YOUR OBJECTIVE:
All of the entries must be reproduced exactly, with no images carried over.

— Start of RECORDS SUPPLIED —

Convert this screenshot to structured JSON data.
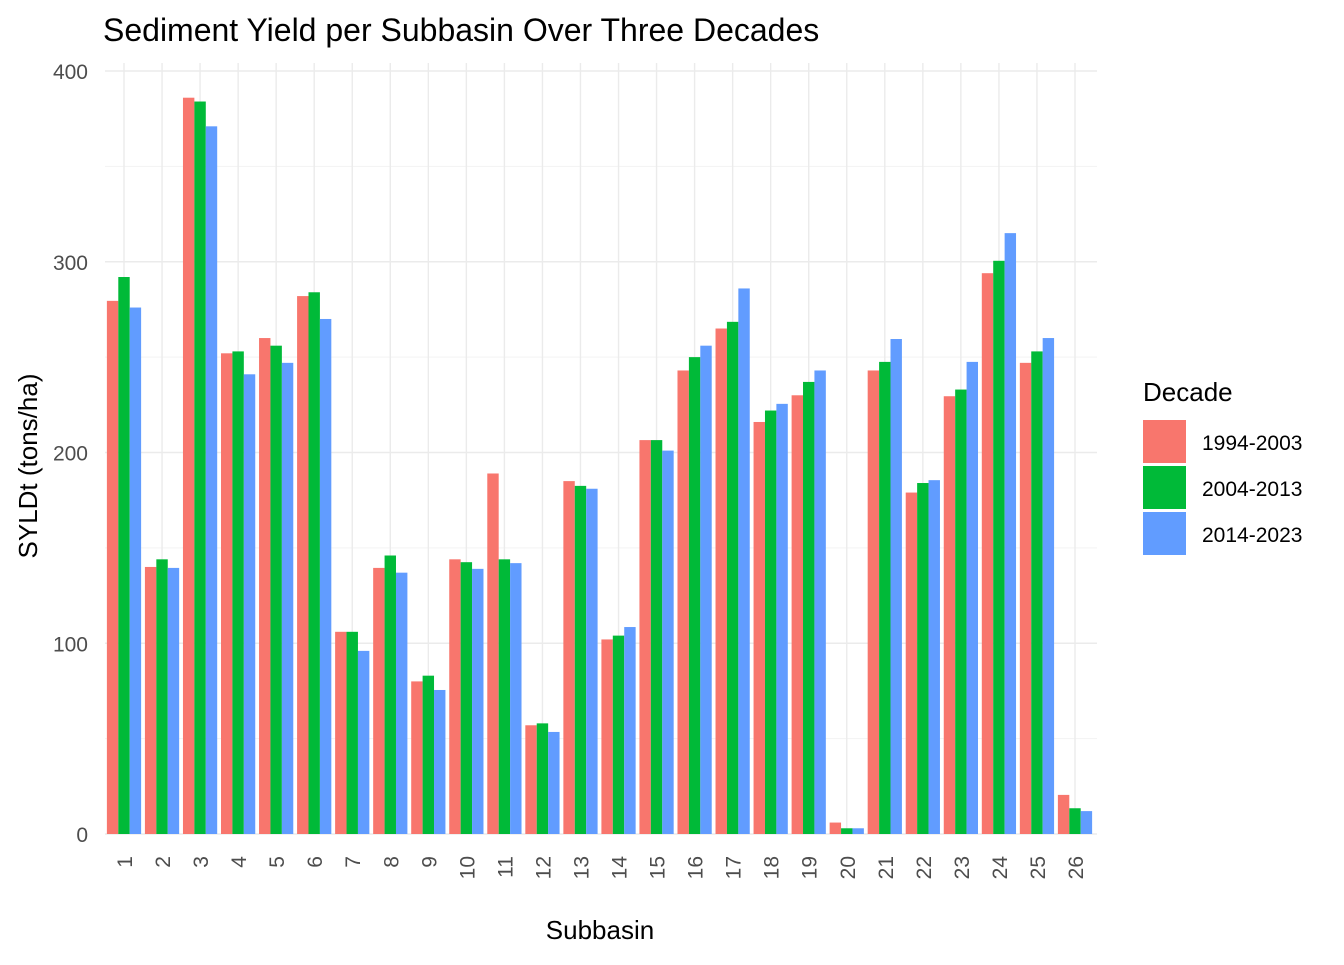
{
  "chart_data": {
    "type": "bar",
    "title": "Sediment Yield per Subbasin Over Three Decades",
    "xlabel": "Subbasin",
    "ylabel": "SYLDt (tons/ha)",
    "ylim": [
      0,
      400
    ],
    "yticks": [
      0,
      100,
      200,
      300,
      400
    ],
    "grid": true,
    "legend": {
      "title": "Decade",
      "placement": "right"
    },
    "categories": [
      "1",
      "2",
      "3",
      "4",
      "5",
      "6",
      "7",
      "8",
      "9",
      "10",
      "11",
      "12",
      "13",
      "14",
      "15",
      "16",
      "17",
      "18",
      "19",
      "20",
      "21",
      "22",
      "23",
      "24",
      "25",
      "26"
    ],
    "series": [
      {
        "name": "1994-2003",
        "color": "#F8766D",
        "values": [
          279.5,
          140,
          386,
          252,
          260,
          282,
          106,
          139.5,
          80,
          144,
          189,
          57,
          185,
          102,
          206.5,
          243,
          265,
          216,
          230,
          6,
          243,
          179,
          229.5,
          294,
          247,
          20.5
        ]
      },
      {
        "name": "2004-2013",
        "color": "#00BA38",
        "values": [
          292,
          144,
          384,
          253,
          256,
          284,
          106,
          146,
          83,
          142.5,
          144,
          58,
          182.5,
          104,
          206.5,
          250,
          268.5,
          222,
          237,
          3,
          247.5,
          184,
          233,
          300.5,
          253,
          13.5
        ]
      },
      {
        "name": "2014-2023",
        "color": "#619CFF",
        "values": [
          276,
          139.5,
          371,
          241,
          247,
          270,
          96,
          137,
          75.5,
          139,
          142,
          53.5,
          181,
          108.5,
          201,
          256,
          286,
          225.5,
          243,
          3,
          259.5,
          185.5,
          247.5,
          315,
          260,
          12
        ]
      }
    ]
  }
}
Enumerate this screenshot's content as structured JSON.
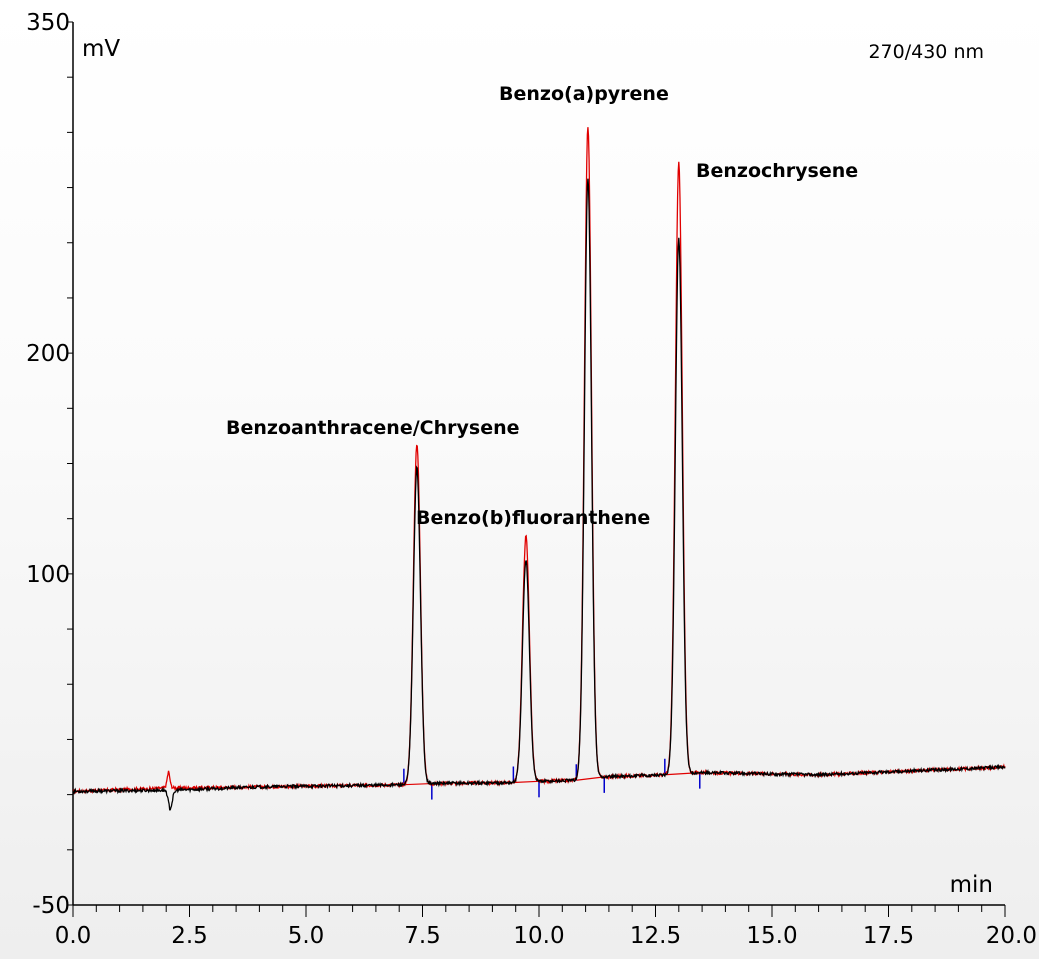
{
  "chart_data": {
    "type": "line",
    "xlabel": "min",
    "ylabel": "mV",
    "annotation": "270/430 nm",
    "xlim": [
      0,
      20
    ],
    "ylim": [
      -50,
      350
    ],
    "x_ticks": [
      "0.0",
      "2.5",
      "5.0",
      "7.5",
      "10.0",
      "12.5",
      "15.0",
      "17.5",
      "20.0"
    ],
    "y_ticks": [
      "350",
      "200",
      "100",
      "-50"
    ],
    "grid": false,
    "colors": {
      "red_trace": "#e00000",
      "black_trace": "#000000",
      "markers": "#0000cc"
    },
    "series": [
      {
        "color": "#e00000",
        "points": [
          [
            0,
            1.5
          ],
          [
            2.0,
            3
          ],
          [
            2.05,
            7
          ],
          [
            2.1,
            3
          ],
          [
            4.0,
            3.5
          ],
          [
            7.1,
            4.5
          ],
          [
            7.38,
            159
          ],
          [
            7.65,
            5
          ],
          [
            9.5,
            5.5
          ],
          [
            9.72,
            117
          ],
          [
            9.95,
            6
          ],
          [
            10.8,
            6.5
          ],
          [
            11.05,
            303
          ],
          [
            11.35,
            8
          ],
          [
            12.7,
            9
          ],
          [
            13.0,
            286
          ],
          [
            13.35,
            10
          ],
          [
            16.0,
            9
          ],
          [
            20.0,
            12.5
          ]
        ]
      },
      {
        "color": "#000000",
        "points": [
          [
            0,
            1.5
          ],
          [
            2.0,
            2
          ],
          [
            2.08,
            -2.5
          ],
          [
            2.15,
            2
          ],
          [
            4.0,
            3.5
          ],
          [
            7.1,
            4.5
          ],
          [
            7.38,
            148
          ],
          [
            7.65,
            5
          ],
          [
            9.5,
            5.5
          ],
          [
            9.72,
            106
          ],
          [
            9.95,
            6
          ],
          [
            10.8,
            6.5
          ],
          [
            11.05,
            279
          ],
          [
            11.35,
            8
          ],
          [
            12.7,
            9
          ],
          [
            13.0,
            252
          ],
          [
            13.35,
            10
          ],
          [
            16.0,
            9
          ],
          [
            20.0,
            12.5
          ]
        ]
      }
    ],
    "peak_labels": [
      {
        "text": "Benzoanthracene/Chrysene",
        "x": 7.38,
        "y": 159
      },
      {
        "text": "Benzo(b)fluoranthene",
        "x": 9.72,
        "y": 117
      },
      {
        "text": "Benzo(a)pyrene",
        "x": 11.05,
        "y": 303
      },
      {
        "text": "Benzochrysene",
        "x": 13.0,
        "y": 286
      }
    ],
    "integration_markers": [
      7.1,
      7.7,
      9.45,
      10.0,
      10.8,
      11.4,
      12.7,
      13.45
    ]
  }
}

— End of RECORDS SUPPLIED —

RESPONSE FOR THIS EXERCISE:
Convert this screenshot to structured JSON data.
{
  "chart_data": {
    "type": "bar",
    "title": "Sediment Yield per Subbasin Over Three Decades",
    "xlabel": "Subbasin",
    "ylabel": "SYLDt (tons/ha)",
    "ylim": [
      0,
      400
    ],
    "yticks": [
      0,
      100,
      200,
      300,
      400
    ],
    "grid": true,
    "legend": {
      "title": "Decade",
      "placement": "right"
    },
    "categories": [
      "1",
      "2",
      "3",
      "4",
      "5",
      "6",
      "7",
      "8",
      "9",
      "10",
      "11",
      "12",
      "13",
      "14",
      "15",
      "16",
      "17",
      "18",
      "19",
      "20",
      "21",
      "22",
      "23",
      "24",
      "25",
      "26"
    ],
    "series": [
      {
        "name": "1994-2003",
        "color": "#F8766D",
        "values": [
          279.5,
          140,
          386,
          252,
          260,
          282,
          106,
          139.5,
          80,
          144,
          189,
          57,
          185,
          102,
          206.5,
          243,
          265,
          216,
          230,
          6,
          243,
          179,
          229.5,
          294,
          247,
          20.5
        ]
      },
      {
        "name": "2004-2013",
        "color": "#00BA38",
        "values": [
          292,
          144,
          384,
          253,
          256,
          284,
          106,
          146,
          83,
          142.5,
          144,
          58,
          182.5,
          104,
          206.5,
          250,
          268.5,
          222,
          237,
          3,
          247.5,
          184,
          233,
          300.5,
          253,
          13.5
        ]
      },
      {
        "name": "2014-2023",
        "color": "#619CFF",
        "values": [
          276,
          139.5,
          371,
          241,
          247,
          270,
          96,
          137,
          75.5,
          139,
          142,
          53.5,
          181,
          108.5,
          201,
          256,
          286,
          225.5,
          243,
          3,
          259.5,
          185.5,
          247.5,
          315,
          260,
          12
        ]
      }
    ]
  }
}
Enumerate this screenshot's content as structured JSON.
{
  "chart_data": {
    "type": "line",
    "xlabel": "min",
    "ylabel": "mV",
    "annotation": "270/430 nm",
    "xlim": [
      0,
      20
    ],
    "ylim": [
      -50,
      350
    ],
    "x_ticks": [
      "0.0",
      "2.5",
      "5.0",
      "7.5",
      "10.0",
      "12.5",
      "15.0",
      "17.5",
      "20.0"
    ],
    "y_ticks": [
      "350",
      "200",
      "100",
      "-50"
    ],
    "grid": false,
    "colors": {
      "red_trace": "#e00000",
      "black_trace": "#000000",
      "markers": "#0000cc"
    },
    "series": [
      {
        "color": "#e00000",
        "points": [
          [
            0,
            1.5
          ],
          [
            2.0,
            3
          ],
          [
            2.05,
            7
          ],
          [
            2.1,
            3
          ],
          [
            4.0,
            3.5
          ],
          [
            7.1,
            4.5
          ],
          [
            7.38,
            159
          ],
          [
            7.65,
            5
          ],
          [
            9.5,
            5.5
          ],
          [
            9.72,
            117
          ],
          [
            9.95,
            6
          ],
          [
            10.8,
            6.5
          ],
          [
            11.05,
            303
          ],
          [
            11.35,
            8
          ],
          [
            12.7,
            9
          ],
          [
            13.0,
            286
          ],
          [
            13.35,
            10
          ],
          [
            16.0,
            9
          ],
          [
            20.0,
            12.5
          ]
        ]
      },
      {
        "color": "#000000",
        "points": [
          [
            0,
            1.5
          ],
          [
            2.0,
            2
          ],
          [
            2.08,
            -2.5
          ],
          [
            2.15,
            2
          ],
          [
            4.0,
            3.5
          ],
          [
            7.1,
            4.5
          ],
          [
            7.38,
            148
          ],
          [
            7.65,
            5
          ],
          [
            9.5,
            5.5
          ],
          [
            9.72,
            106
          ],
          [
            9.95,
            6
          ],
          [
            10.8,
            6.5
          ],
          [
            11.05,
            279
          ],
          [
            11.35,
            8
          ],
          [
            12.7,
            9
          ],
          [
            13.0,
            252
          ],
          [
            13.35,
            10
          ],
          [
            16.0,
            9
          ],
          [
            20.0,
            12.5
          ]
        ]
      }
    ],
    "peak_labels": [
      {
        "text": "Benzoanthracene/Chrysene",
        "x": 7.38,
        "y": 159
      },
      {
        "text": "Benzo(b)fluoranthene",
        "x": 9.72,
        "y": 117
      },
      {
        "text": "Benzo(a)pyrene",
        "x": 11.05,
        "y": 303
      },
      {
        "text": "Benzochrysene",
        "x": 13.0,
        "y": 286
      }
    ],
    "integration_markers": [
      7.1,
      7.7,
      9.45,
      10.0,
      10.8,
      11.4,
      12.7,
      13.45
    ]
  }
}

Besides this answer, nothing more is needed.